_Given instruction_
Transcribe every entry below word for word, but skip the pictures.
----- Exercise input -----
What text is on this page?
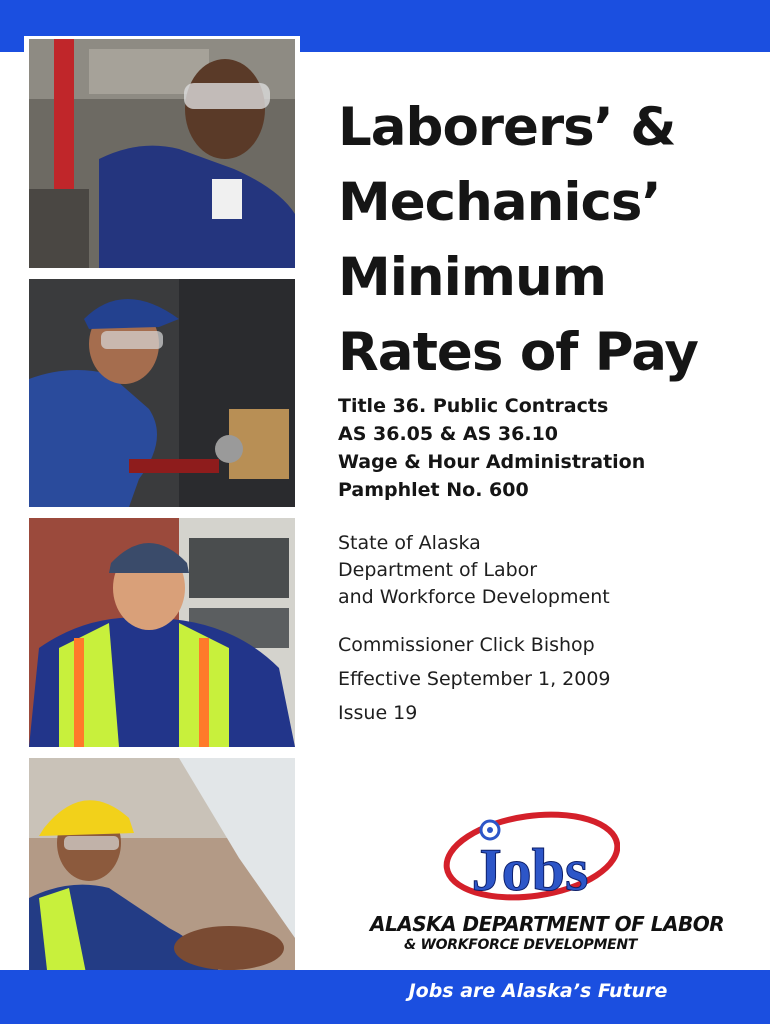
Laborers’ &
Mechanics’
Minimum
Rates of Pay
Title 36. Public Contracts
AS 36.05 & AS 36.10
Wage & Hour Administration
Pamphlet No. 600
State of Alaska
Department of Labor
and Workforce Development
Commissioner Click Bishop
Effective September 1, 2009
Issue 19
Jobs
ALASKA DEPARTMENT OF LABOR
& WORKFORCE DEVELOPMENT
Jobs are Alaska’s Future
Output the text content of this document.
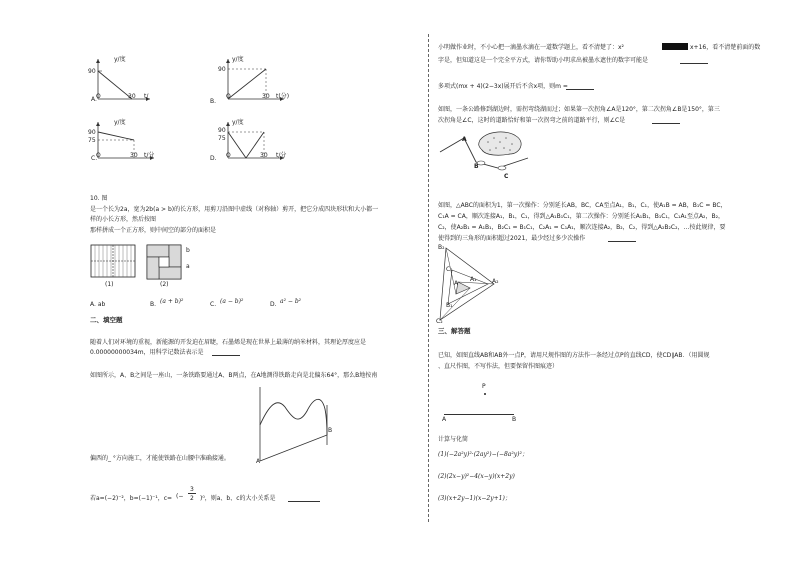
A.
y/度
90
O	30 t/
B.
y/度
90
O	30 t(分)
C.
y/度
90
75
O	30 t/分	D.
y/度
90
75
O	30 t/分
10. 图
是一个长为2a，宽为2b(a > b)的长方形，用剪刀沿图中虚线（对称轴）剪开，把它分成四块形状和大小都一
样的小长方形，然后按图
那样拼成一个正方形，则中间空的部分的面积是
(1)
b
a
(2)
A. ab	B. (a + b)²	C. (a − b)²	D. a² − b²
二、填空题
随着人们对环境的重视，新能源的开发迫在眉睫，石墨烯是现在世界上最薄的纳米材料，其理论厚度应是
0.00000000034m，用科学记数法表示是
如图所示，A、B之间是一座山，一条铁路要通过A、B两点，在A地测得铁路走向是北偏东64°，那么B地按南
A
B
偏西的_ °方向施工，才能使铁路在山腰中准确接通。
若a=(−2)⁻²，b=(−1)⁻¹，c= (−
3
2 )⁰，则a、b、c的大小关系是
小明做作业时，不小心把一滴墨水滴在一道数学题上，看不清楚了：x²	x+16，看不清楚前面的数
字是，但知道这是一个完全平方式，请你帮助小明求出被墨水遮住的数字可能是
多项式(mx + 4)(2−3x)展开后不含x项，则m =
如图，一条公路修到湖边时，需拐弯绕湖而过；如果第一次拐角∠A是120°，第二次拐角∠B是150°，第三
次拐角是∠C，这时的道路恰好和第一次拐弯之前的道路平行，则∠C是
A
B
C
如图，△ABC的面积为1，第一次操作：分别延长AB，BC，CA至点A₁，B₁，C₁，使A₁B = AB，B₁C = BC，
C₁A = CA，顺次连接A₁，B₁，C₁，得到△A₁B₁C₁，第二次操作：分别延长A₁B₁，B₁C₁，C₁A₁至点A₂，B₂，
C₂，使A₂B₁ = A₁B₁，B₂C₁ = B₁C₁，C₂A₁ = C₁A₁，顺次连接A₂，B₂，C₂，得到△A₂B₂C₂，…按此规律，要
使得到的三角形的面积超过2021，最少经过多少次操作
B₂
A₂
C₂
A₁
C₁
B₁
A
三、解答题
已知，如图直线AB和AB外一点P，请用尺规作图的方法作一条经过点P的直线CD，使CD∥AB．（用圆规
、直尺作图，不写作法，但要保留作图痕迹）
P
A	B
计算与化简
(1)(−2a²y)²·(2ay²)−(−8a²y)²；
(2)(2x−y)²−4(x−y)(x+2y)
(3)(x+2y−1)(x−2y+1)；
-----
_Result_
What text is on this page?
Laborers’ &
Mechanics’
Minimum
Rates of Pay
Title 36. Public Contracts
AS 36.05 & AS 36.10
Wage & Hour Administration
Pamphlet No. 600
State of Alaska
Department of Labor
and Workforce Development
Commissioner Click Bishop
Effective September 1, 2009
Issue 19
Jobs
ALASKA DEPARTMENT OF LABOR
& WORKFORCE DEVELOPMENT
Jobs are Alaska’s Future
Output the text content of this document.
A.
y/度
90
O	30 t/
B.
y/度
90
O	30 t(分)
C.
y/度
90
75
O	30 t/分	D.
y/度
90
75
O	30 t/分
10. 图
是一个长为2a，宽为2b(a > b)的长方形，用剪刀沿图中虚线（对称轴）剪开，把它分成四块形状和大小都一
样的小长方形，然后按图
那样拼成一个正方形，则中间空的部分的面积是
(1)
b
a
(2)
A. ab	B. (a + b)²	C. (a − b)²	D. a² − b²
二、填空题
随着人们对环境的重视，新能源的开发迫在眉睫，石墨烯是现在世界上最薄的纳米材料，其理论厚度应是
0.00000000034m，用科学记数法表示是
如图所示，A、B之间是一座山，一条铁路要通过A、B两点，在A地测得铁路走向是北偏东64°，那么B地按南
A
B
偏西的_ °方向施工，才能使铁路在山腰中准确接通。
若a=(−2)⁻²，b=(−1)⁻¹，c= (−
3
2 )⁰，则a、b、c的大小关系是
小明做作业时，不小心把一滴墨水滴在一道数学题上，看不清楚了：x²	x+16，看不清楚前面的数
字是，但知道这是一个完全平方式，请你帮助小明求出被墨水遮住的数字可能是
多项式(mx + 4)(2−3x)展开后不含x项，则m =
如图，一条公路修到湖边时，需拐弯绕湖而过；如果第一次拐角∠A是120°，第二次拐角∠B是150°，第三
次拐角是∠C，这时的道路恰好和第一次拐弯之前的道路平行，则∠C是
A
B
C
如图，△ABC的面积为1，第一次操作：分别延长AB，BC，CA至点A₁，B₁，C₁，使A₁B = AB，B₁C = BC，
C₁A = CA，顺次连接A₁，B₁，C₁，得到△A₁B₁C₁，第二次操作：分别延长A₁B₁，B₁C₁，C₁A₁至点A₂，B₂，
C₂，使A₂B₁ = A₁B₁，B₂C₁ = B₁C₁，C₂A₁ = C₁A₁，顺次连接A₂，B₂，C₂，得到△A₂B₂C₂，…按此规律，要
使得到的三角形的面积超过2021，最少经过多少次操作
B₂
A₂
C₂
A₁
C₁
B₁
A
三、解答题
已知，如图直线AB和AB外一点P，请用尺规作图的方法作一条经过点P的直线CD，使CD∥AB．（用圆规
、直尺作图，不写作法，但要保留作图痕迹）
P
A	B
计算与化简
(1)(−2a²y)²·(2ay²)−(−8a²y)²；
(2)(2x−y)²−4(x−y)(x+2y)
(3)(x+2y−1)(x−2y+1)；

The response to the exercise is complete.